* **Problem statement**: Copy out each line below that contains the string "scale"; case counts.

* **Input**:
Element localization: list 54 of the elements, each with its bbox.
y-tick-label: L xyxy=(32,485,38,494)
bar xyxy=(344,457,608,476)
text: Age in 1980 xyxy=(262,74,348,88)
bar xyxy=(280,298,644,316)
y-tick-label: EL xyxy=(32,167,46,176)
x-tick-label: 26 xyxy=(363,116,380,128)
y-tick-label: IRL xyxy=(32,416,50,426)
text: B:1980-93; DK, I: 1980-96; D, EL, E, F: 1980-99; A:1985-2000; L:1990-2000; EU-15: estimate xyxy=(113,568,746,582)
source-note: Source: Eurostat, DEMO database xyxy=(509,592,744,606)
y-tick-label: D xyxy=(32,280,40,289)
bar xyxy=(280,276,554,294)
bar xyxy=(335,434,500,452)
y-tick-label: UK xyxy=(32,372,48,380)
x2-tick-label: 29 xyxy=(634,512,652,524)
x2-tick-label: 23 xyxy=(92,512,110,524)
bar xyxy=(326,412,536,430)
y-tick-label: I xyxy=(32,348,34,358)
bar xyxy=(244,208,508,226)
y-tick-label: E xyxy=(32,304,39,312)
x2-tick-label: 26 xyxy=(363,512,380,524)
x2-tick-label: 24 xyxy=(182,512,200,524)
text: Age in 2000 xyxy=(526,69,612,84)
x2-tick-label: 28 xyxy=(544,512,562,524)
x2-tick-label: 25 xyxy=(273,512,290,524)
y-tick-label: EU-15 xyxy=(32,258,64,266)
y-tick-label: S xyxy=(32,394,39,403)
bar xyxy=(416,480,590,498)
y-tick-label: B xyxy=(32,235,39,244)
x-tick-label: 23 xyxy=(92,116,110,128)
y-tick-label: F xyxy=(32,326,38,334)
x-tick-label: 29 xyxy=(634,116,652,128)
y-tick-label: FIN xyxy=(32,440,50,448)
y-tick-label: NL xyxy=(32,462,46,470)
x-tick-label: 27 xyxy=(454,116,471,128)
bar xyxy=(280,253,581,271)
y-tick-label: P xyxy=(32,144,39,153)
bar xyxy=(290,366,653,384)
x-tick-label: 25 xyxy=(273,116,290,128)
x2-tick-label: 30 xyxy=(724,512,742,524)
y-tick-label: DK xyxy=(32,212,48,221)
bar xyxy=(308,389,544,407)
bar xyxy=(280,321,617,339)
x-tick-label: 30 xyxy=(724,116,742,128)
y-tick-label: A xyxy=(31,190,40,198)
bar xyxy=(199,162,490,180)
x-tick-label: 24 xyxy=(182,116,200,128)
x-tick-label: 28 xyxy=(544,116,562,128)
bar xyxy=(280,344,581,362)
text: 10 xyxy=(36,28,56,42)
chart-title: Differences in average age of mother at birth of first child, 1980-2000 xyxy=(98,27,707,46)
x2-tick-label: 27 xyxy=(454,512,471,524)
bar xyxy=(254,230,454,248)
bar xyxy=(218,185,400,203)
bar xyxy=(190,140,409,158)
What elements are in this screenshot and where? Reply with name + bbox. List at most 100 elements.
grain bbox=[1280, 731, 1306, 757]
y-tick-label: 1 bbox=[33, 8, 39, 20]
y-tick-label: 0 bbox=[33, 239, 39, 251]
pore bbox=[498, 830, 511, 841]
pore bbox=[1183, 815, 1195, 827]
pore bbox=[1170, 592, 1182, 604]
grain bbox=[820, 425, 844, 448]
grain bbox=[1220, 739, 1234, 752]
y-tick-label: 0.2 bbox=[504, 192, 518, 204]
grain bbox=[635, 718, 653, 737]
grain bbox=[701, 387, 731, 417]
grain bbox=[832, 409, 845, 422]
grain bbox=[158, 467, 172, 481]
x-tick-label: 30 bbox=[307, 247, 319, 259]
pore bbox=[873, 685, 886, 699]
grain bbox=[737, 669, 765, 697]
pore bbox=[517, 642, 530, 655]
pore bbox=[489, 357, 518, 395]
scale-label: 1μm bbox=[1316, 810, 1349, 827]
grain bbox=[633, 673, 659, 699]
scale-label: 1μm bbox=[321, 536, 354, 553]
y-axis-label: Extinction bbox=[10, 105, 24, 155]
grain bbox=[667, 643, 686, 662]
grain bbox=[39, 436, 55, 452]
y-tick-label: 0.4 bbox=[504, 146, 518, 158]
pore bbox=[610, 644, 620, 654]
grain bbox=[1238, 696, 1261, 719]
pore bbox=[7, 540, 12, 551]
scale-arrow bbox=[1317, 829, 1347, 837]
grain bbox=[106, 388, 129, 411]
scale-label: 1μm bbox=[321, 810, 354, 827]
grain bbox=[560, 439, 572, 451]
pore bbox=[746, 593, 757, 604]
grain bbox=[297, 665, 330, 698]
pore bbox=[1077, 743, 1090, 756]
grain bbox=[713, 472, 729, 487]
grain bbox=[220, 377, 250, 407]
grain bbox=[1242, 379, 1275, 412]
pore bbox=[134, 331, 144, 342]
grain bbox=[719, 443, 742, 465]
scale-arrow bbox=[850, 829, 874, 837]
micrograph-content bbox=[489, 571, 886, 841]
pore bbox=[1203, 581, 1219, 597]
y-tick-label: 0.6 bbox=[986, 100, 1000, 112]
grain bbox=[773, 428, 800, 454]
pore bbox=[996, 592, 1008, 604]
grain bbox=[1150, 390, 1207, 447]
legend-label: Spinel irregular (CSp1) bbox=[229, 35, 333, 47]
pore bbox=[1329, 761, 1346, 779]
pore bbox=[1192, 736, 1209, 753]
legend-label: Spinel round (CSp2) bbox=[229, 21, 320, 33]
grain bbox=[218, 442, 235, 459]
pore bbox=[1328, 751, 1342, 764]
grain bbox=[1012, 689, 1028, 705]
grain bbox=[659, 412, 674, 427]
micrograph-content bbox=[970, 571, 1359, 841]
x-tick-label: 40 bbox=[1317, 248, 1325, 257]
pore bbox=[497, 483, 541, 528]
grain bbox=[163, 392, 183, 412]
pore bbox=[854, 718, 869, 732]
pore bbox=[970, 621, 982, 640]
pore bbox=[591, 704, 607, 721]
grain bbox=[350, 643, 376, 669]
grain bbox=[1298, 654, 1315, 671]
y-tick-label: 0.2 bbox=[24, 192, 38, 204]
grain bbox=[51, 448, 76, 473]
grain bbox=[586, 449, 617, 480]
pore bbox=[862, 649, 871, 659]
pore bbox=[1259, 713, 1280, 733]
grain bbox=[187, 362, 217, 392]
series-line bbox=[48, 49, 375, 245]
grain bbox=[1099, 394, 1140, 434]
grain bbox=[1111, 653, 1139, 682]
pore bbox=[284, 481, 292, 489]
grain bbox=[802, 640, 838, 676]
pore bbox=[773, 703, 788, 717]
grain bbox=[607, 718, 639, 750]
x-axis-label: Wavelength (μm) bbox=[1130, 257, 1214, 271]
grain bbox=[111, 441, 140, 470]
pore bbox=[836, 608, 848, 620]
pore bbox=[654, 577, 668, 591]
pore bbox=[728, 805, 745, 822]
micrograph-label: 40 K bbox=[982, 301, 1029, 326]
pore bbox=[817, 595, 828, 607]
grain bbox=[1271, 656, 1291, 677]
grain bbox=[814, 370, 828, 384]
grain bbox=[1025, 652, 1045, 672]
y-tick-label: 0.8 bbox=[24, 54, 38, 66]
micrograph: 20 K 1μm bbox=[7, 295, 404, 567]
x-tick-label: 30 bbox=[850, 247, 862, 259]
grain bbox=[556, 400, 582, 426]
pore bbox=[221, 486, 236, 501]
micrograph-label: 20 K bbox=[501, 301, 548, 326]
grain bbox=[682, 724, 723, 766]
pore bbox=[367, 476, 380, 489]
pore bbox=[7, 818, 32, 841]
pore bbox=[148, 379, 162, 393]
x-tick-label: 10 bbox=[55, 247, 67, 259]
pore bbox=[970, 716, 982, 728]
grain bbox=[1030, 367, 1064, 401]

* **The result**:
scale-label: 1μm bbox=[1316, 810, 1349, 827]
scale-label: 1μm bbox=[321, 536, 354, 553]
scale-arrow bbox=[1317, 829, 1347, 837]
scale-label: 1μm bbox=[321, 810, 354, 827]
scale-arrow bbox=[850, 829, 874, 837]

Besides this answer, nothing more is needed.